● Records shown:
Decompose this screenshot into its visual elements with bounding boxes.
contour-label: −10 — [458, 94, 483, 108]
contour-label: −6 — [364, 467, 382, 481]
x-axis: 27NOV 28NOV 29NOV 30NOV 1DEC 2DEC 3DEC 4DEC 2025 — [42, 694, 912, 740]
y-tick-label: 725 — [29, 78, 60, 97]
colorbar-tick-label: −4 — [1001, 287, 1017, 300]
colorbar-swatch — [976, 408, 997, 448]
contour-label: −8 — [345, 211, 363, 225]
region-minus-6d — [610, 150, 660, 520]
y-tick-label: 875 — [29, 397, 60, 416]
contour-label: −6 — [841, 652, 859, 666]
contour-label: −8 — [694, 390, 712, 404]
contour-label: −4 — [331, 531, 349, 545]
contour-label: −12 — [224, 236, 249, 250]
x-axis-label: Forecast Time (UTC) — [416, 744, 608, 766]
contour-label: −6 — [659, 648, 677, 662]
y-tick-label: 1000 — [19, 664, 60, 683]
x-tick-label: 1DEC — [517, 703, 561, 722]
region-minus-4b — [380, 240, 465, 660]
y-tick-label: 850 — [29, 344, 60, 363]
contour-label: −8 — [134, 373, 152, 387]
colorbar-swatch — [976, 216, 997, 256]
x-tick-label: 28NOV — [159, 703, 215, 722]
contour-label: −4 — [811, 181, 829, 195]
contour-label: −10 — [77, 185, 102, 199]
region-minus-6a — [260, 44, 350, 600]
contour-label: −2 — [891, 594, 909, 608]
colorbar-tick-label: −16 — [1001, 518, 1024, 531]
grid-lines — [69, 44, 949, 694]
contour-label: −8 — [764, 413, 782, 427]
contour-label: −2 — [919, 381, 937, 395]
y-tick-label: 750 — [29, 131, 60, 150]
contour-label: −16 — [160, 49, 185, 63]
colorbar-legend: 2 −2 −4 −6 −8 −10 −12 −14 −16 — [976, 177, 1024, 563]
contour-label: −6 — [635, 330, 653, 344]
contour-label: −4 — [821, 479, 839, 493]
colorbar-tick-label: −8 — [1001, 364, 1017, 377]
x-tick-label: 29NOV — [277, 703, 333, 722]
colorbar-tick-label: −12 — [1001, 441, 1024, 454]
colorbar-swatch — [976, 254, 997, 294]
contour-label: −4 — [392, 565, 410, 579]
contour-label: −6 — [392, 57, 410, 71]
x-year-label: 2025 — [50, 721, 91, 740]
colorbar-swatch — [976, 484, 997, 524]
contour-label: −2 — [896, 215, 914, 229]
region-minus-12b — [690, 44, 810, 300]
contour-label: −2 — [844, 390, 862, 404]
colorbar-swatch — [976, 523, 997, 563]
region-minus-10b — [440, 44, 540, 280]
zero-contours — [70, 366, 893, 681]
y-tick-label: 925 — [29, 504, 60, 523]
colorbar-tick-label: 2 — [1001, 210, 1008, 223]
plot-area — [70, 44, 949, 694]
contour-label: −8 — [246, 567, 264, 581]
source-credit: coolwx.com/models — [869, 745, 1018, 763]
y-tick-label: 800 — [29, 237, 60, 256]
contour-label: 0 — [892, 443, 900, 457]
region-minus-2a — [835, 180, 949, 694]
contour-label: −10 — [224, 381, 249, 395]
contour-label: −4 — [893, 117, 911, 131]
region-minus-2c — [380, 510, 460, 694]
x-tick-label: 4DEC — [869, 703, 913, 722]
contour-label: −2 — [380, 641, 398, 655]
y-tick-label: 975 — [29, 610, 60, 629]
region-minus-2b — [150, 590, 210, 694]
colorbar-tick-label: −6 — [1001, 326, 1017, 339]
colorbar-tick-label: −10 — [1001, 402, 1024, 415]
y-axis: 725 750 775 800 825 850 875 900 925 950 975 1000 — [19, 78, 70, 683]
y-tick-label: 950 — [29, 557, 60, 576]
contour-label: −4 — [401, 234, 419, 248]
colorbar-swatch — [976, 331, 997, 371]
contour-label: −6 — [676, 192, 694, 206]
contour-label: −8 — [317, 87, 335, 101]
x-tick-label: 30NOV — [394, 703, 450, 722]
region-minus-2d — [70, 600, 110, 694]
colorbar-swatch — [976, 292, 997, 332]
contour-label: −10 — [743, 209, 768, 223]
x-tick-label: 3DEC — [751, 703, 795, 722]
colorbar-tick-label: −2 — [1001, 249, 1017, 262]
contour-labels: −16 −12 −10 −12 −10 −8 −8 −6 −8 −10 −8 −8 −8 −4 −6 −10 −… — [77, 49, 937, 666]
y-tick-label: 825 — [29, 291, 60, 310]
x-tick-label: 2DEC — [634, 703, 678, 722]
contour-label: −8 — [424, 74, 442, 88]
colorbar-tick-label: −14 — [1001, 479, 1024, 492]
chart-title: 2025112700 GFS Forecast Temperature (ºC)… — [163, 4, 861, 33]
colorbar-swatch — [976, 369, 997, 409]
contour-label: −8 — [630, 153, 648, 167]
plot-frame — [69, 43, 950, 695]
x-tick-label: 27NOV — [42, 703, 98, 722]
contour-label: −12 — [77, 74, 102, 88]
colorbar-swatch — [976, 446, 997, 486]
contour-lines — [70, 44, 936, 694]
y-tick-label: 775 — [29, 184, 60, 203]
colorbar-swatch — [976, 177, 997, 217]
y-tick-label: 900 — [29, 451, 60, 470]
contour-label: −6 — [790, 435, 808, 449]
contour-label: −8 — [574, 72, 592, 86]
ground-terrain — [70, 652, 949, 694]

● Problem requirements: Put the lines of the records above, from the first line through the line containing "x-tick-label: 28NOV — [159, 703, 215, 722]", into a JSON list of strings with one string per line. Leave out blank lines.

● Answer below:
[
  "Decompose this screenshot into its visual elements with bounding boxes.",
  "contour-label: −10 — [458, 94, 483, 108]",
  "contour-label: −6 — [364, 467, 382, 481]",
  "x-axis: 27NOV 28NOV 29NOV 30NOV 1DEC 2DEC 3DEC 4DEC 2025 — [42, 694, 912, 740]",
  "y-tick-label: 725 — [29, 78, 60, 97]",
  "colorbar-tick-label: −4 — [1001, 287, 1017, 300]",
  "colorbar-swatch — [976, 408, 997, 448]",
  "contour-label: −8 — [345, 211, 363, 225]",
  "region-minus-6d — [610, 150, 660, 520]",
  "y-tick-label: 875 — [29, 397, 60, 416]",
  "contour-label: −6 — [841, 652, 859, 666]",
  "contour-label: −8 — [694, 390, 712, 404]",
  "contour-label: −4 — [331, 531, 349, 545]",
  "contour-label: −12 — [224, 236, 249, 250]",
  "x-axis-label: Forecast Time (UTC) — [416, 744, 608, 766]",
  "contour-label: −6 — [659, 648, 677, 662]",
  "y-tick-label: 1000 — [19, 664, 60, 683]",
  "x-tick-label: 1DEC — [517, 703, 561, 722]",
  "region-minus-4b — [380, 240, 465, 660]",
  "y-tick-label: 850 — [29, 344, 60, 363]",
  "contour-label: −8 — [134, 373, 152, 387]",
  "colorbar-swatch — [976, 216, 997, 256]",
  "x-tick-label: 28NOV — [159, 703, 215, 722]"
]